__PROBLEM DETAILS__:
From the entries below, work out the number of lines that hold the word "Fund", and give that number alone.

Stored data:
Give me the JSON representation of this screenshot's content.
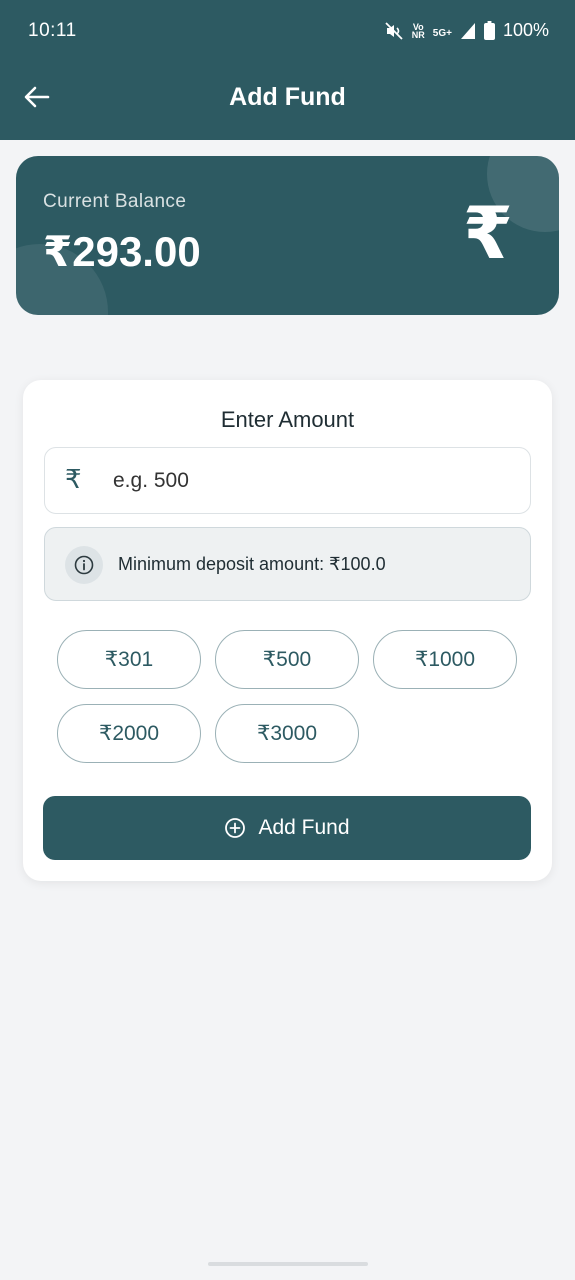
{
  "status_bar": {
    "time": "10:11",
    "network_top": "Vo",
    "network_bottom": "NR",
    "network_type": "5G+",
    "battery": "100%"
  },
  "app_bar": {
    "title": "Add Fund",
    "back_icon": "arrow-left-icon"
  },
  "balance_card": {
    "label": "Current Balance",
    "value": "₹293.00",
    "currency_symbol": "₹"
  },
  "form": {
    "title": "Enter Amount",
    "input_prefix": "₹",
    "input_placeholder": "e.g. 500",
    "input_value": "",
    "min_notice": "Minimum deposit amount: ₹100.0",
    "quick_amounts": [
      "₹301",
      "₹500",
      "₹1000",
      "₹2000",
      "₹3000"
    ],
    "submit_label": "Add Fund",
    "submit_icon": "plus-circle-icon"
  },
  "colors": {
    "primary": "#2d5a62",
    "background": "#f3f4f6",
    "card": "#ffffff",
    "chip_border": "#9bb1b6"
  }
}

__ANSWER TO THIS PROBLEM__:
2